**Your task:** Note each line of the listing that contains the string "discord", and copy it.
>> Start
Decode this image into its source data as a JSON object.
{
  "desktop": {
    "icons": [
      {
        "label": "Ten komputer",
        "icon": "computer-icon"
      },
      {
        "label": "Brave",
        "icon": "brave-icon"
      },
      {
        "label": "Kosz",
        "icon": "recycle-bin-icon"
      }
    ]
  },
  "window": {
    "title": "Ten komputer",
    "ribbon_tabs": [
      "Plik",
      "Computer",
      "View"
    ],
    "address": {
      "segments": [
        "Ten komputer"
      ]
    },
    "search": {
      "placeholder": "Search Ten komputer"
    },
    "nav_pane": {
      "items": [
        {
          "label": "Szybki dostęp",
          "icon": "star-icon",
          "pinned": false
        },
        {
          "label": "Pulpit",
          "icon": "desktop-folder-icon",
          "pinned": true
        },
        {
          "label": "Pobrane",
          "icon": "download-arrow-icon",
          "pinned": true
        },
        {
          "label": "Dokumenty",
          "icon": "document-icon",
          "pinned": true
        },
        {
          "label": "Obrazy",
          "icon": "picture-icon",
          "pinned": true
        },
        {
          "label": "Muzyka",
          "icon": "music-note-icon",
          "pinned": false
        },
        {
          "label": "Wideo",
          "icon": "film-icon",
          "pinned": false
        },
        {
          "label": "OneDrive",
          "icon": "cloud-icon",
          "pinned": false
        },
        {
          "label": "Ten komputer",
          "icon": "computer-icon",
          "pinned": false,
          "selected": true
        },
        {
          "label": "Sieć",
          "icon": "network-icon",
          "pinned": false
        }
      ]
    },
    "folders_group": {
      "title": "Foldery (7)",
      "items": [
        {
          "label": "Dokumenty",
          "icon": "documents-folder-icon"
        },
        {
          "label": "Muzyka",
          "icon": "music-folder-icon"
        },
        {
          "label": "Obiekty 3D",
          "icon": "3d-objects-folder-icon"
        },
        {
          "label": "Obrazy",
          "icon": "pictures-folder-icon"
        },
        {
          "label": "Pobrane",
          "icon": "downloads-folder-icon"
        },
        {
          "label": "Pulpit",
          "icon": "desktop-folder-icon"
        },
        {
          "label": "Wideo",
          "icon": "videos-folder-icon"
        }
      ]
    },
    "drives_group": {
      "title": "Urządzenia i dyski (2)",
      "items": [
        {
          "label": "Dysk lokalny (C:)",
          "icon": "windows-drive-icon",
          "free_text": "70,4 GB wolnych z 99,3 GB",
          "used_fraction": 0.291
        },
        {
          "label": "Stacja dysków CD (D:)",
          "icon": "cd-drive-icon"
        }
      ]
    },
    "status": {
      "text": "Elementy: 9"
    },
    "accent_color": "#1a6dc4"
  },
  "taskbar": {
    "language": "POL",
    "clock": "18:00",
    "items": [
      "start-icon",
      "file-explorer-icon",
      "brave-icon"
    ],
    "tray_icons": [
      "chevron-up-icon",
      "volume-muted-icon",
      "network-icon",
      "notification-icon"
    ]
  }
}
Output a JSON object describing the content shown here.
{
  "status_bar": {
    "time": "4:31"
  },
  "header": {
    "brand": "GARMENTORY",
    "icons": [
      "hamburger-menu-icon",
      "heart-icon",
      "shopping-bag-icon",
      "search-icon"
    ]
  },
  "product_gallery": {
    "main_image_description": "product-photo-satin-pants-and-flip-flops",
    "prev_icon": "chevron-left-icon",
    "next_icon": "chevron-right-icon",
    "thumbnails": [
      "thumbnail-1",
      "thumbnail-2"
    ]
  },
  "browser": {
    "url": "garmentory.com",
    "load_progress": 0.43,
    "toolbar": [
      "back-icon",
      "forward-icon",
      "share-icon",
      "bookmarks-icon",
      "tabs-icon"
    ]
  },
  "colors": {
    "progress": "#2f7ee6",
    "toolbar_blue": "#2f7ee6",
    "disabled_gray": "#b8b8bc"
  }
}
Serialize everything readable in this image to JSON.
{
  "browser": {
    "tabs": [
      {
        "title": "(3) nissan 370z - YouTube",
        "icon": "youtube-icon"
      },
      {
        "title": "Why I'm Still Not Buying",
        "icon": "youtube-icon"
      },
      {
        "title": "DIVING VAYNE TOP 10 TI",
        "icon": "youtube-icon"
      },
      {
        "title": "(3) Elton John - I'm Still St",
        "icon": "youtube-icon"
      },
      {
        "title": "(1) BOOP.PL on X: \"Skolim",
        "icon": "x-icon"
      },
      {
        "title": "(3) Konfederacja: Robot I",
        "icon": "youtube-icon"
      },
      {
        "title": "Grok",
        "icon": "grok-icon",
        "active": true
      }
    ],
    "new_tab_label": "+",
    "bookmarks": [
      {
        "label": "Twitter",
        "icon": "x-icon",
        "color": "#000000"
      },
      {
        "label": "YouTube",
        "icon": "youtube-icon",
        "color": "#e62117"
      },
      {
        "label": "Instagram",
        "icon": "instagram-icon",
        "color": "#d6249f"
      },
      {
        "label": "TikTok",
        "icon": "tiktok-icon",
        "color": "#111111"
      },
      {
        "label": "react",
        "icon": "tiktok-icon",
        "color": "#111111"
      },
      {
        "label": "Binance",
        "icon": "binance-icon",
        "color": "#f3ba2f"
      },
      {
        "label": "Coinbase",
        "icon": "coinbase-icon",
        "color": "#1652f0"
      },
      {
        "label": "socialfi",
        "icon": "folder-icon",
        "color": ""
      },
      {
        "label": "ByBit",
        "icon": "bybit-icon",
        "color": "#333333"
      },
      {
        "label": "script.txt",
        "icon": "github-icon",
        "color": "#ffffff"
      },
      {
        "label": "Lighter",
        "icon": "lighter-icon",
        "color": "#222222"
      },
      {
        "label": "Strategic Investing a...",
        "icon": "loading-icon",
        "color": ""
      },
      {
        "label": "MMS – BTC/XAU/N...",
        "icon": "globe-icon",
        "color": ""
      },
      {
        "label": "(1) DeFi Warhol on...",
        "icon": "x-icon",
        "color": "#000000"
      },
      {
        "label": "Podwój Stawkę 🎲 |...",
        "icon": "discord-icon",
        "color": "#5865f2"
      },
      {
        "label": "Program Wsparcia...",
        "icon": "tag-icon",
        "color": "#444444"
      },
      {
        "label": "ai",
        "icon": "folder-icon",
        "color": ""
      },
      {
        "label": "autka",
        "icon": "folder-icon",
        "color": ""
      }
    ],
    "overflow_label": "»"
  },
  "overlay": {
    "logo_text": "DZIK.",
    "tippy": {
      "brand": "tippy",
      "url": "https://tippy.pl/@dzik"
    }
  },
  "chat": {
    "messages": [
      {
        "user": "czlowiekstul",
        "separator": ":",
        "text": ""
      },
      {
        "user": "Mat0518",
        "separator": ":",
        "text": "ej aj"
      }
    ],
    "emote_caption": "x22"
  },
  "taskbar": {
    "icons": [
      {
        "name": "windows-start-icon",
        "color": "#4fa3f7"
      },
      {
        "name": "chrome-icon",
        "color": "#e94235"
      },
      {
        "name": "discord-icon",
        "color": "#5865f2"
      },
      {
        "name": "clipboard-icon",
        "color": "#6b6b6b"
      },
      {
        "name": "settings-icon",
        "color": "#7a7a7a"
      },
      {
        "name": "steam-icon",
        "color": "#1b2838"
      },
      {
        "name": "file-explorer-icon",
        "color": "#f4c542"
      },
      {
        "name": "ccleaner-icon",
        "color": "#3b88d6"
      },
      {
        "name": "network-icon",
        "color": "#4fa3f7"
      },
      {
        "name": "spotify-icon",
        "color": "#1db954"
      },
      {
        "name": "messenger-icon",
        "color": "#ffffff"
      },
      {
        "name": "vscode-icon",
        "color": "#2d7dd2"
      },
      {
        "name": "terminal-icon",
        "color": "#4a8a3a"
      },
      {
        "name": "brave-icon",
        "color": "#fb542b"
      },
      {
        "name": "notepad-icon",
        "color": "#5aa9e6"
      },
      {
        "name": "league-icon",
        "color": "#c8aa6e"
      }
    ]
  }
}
>> End
**Reply to the exercise:**
        "icon": "discord-icon",
        "name": "discord-icon",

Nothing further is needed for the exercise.